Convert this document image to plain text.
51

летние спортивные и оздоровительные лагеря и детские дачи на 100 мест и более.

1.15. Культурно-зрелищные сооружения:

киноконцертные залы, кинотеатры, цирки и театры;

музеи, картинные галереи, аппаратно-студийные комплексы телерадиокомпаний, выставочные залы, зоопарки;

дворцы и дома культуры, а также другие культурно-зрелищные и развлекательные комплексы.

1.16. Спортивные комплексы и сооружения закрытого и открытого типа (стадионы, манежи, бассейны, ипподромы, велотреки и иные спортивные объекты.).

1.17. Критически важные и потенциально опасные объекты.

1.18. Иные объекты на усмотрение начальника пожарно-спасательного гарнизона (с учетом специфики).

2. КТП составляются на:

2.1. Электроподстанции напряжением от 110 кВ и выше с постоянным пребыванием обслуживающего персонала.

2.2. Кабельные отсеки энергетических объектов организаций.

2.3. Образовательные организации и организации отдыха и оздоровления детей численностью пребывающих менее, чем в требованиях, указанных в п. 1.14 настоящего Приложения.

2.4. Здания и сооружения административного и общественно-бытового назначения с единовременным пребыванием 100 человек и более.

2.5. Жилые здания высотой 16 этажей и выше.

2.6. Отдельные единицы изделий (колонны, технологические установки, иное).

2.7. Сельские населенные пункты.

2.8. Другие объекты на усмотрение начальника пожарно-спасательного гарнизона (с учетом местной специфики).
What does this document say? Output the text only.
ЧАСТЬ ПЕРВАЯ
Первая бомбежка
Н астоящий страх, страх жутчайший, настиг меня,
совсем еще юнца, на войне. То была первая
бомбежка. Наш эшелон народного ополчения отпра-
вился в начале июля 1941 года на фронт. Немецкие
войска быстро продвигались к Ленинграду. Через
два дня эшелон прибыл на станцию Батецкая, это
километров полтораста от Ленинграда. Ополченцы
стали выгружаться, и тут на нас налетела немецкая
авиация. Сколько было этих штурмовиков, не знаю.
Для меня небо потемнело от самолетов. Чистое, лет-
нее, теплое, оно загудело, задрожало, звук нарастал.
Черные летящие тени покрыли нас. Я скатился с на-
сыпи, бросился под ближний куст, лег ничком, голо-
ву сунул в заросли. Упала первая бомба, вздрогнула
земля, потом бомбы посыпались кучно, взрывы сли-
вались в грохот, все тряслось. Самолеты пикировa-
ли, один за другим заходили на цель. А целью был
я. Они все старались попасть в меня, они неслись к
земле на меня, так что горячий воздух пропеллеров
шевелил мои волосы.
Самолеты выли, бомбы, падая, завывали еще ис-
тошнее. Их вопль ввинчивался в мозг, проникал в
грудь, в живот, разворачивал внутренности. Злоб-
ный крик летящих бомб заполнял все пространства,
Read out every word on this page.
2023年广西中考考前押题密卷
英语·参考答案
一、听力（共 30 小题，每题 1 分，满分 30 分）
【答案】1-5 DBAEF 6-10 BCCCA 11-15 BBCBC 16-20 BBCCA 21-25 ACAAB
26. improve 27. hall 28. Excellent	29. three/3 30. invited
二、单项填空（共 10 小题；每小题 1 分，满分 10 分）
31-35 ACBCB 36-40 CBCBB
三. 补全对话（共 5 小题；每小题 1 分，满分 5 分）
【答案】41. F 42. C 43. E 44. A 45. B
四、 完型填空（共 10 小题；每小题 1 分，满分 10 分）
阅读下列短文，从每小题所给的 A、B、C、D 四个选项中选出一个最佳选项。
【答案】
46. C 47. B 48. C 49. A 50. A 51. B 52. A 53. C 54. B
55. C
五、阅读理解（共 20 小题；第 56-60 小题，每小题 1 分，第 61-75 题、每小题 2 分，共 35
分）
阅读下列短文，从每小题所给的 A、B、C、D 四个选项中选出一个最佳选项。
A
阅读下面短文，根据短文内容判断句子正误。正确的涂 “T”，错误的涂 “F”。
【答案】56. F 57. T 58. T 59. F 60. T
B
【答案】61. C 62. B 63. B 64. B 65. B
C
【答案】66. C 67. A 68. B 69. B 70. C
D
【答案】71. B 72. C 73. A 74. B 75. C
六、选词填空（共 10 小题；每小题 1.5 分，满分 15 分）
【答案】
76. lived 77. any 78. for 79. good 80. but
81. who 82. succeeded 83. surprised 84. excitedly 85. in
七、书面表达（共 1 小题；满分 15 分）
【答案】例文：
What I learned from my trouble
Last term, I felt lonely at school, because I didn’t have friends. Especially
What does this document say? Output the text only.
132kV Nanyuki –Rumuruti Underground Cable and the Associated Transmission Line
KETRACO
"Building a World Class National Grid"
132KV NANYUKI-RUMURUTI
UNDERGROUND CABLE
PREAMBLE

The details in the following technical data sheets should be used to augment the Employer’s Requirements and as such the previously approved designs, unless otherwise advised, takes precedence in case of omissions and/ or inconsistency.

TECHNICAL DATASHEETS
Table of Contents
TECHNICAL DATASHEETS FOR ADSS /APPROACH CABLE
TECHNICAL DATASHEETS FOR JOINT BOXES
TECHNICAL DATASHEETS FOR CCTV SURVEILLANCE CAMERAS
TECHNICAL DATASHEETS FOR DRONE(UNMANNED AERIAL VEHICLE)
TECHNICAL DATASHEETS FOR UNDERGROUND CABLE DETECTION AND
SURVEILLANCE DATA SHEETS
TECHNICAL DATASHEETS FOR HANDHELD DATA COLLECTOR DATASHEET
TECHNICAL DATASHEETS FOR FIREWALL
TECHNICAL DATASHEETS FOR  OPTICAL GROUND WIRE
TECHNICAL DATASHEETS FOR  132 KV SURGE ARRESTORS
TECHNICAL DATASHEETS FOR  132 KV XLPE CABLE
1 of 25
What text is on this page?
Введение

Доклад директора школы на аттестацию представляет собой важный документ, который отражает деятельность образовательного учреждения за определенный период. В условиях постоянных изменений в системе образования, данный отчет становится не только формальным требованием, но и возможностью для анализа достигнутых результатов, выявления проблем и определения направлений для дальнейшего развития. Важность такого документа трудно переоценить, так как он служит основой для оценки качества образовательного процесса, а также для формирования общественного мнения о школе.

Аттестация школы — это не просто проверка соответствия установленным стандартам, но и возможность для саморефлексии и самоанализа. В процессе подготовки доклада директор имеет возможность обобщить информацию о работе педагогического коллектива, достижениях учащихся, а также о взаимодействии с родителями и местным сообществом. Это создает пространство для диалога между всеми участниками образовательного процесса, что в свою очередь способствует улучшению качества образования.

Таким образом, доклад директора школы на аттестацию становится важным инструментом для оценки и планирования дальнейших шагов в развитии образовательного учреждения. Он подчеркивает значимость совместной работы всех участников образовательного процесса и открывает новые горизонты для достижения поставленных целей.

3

━━━━━━━━

● Work to be completed
Scan the listing above and copy all lines containing the word "гарнизона".

● Exercise answer
1.18. Иные объекты на усмотрение начальника пожарно-спасательного гарнизона (с учетом специфики).
2.8. Другие объекты на усмотрение начальника пожарно-спасательного гарнизона (с учетом местной специфики).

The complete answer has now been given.